(Bounding box prediction data)
____
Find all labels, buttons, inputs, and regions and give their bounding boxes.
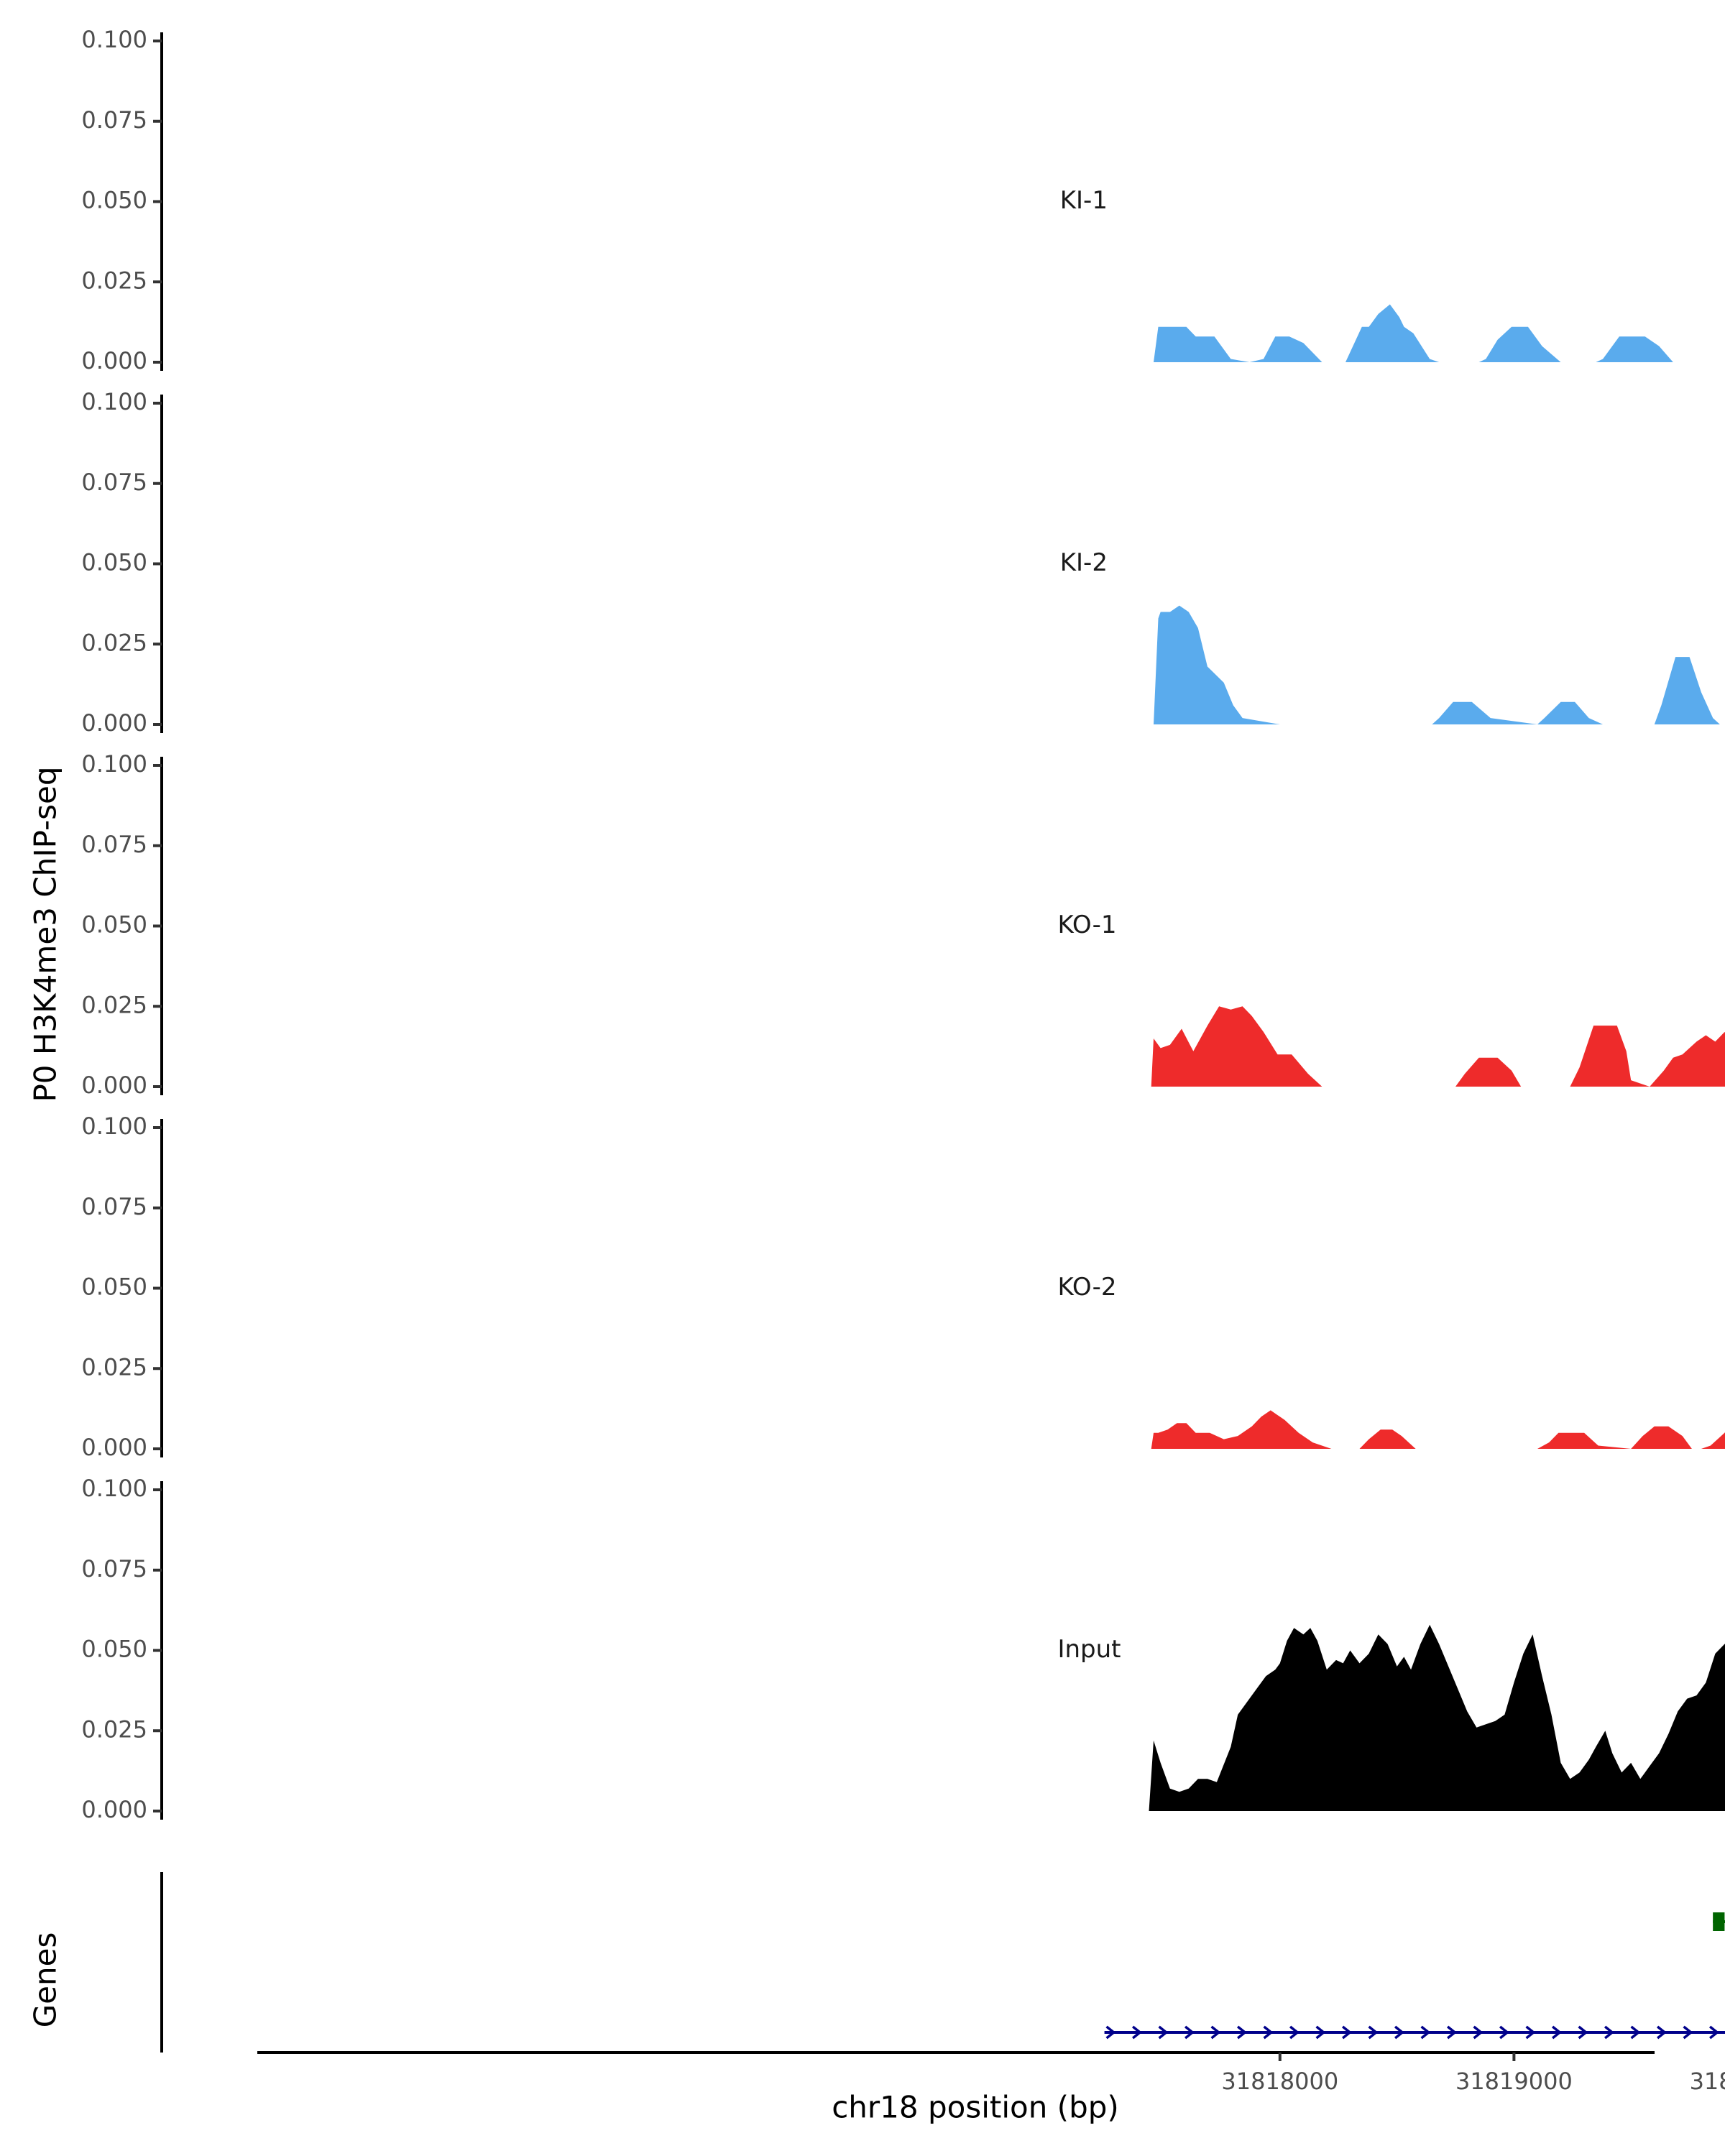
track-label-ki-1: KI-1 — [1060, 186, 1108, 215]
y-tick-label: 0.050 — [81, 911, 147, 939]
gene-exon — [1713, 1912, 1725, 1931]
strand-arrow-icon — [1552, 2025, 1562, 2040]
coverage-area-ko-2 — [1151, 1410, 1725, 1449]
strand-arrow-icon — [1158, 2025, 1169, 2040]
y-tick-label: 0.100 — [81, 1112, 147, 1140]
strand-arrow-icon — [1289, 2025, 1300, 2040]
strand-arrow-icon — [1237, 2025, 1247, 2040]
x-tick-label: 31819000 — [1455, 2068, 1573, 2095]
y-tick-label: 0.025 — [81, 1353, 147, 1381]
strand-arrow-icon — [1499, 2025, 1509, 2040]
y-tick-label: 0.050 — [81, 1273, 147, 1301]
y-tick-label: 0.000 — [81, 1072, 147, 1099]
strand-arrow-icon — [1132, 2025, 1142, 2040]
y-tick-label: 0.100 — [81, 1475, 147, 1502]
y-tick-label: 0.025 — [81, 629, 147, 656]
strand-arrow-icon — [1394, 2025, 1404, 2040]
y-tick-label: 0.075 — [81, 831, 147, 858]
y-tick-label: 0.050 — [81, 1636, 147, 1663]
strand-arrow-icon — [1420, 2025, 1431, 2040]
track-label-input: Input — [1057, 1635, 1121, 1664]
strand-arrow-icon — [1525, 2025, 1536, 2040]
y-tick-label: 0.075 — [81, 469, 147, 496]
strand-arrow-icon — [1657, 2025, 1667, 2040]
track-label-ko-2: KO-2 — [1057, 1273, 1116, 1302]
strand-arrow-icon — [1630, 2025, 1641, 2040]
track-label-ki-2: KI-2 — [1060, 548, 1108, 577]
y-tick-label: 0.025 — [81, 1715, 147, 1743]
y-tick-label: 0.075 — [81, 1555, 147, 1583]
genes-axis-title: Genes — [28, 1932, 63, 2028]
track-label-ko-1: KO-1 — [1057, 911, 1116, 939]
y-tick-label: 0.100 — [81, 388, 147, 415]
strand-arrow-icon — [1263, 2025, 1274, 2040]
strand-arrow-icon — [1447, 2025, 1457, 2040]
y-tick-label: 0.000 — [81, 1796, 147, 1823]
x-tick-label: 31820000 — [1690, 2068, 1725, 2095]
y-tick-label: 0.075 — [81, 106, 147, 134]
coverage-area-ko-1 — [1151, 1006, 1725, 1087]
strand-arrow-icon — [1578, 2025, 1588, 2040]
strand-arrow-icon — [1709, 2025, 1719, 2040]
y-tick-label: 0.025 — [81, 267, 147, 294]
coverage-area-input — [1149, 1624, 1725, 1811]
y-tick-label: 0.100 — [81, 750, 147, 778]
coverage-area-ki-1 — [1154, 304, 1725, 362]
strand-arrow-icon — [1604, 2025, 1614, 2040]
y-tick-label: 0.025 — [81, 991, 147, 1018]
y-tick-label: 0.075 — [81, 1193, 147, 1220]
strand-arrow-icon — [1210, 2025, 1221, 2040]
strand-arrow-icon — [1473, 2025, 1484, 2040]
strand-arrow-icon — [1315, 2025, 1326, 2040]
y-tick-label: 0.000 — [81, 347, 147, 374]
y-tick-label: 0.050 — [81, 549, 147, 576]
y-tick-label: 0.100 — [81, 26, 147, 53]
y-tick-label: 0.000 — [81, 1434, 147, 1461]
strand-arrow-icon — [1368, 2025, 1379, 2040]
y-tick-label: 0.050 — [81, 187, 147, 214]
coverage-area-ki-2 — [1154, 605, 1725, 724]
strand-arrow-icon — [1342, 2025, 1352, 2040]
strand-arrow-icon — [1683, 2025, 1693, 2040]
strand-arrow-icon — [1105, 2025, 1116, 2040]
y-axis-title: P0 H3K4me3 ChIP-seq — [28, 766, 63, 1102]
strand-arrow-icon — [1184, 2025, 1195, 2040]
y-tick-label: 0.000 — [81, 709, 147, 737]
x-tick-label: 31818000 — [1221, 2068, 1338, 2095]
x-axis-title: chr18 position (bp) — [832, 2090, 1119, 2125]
____
- **YOUR ASSIGNMENT**
Each line that holds the string "coverage" is to be copied from the entries above.

- **RESPONSE**
coverage-area-ko-2 — [1151, 1410, 1725, 1449]
coverage-area-ko-1 — [1151, 1006, 1725, 1087]
coverage-area-input — [1149, 1624, 1725, 1811]
coverage-area-ki-1 — [1154, 304, 1725, 362]
coverage-area-ki-2 — [1154, 605, 1725, 724]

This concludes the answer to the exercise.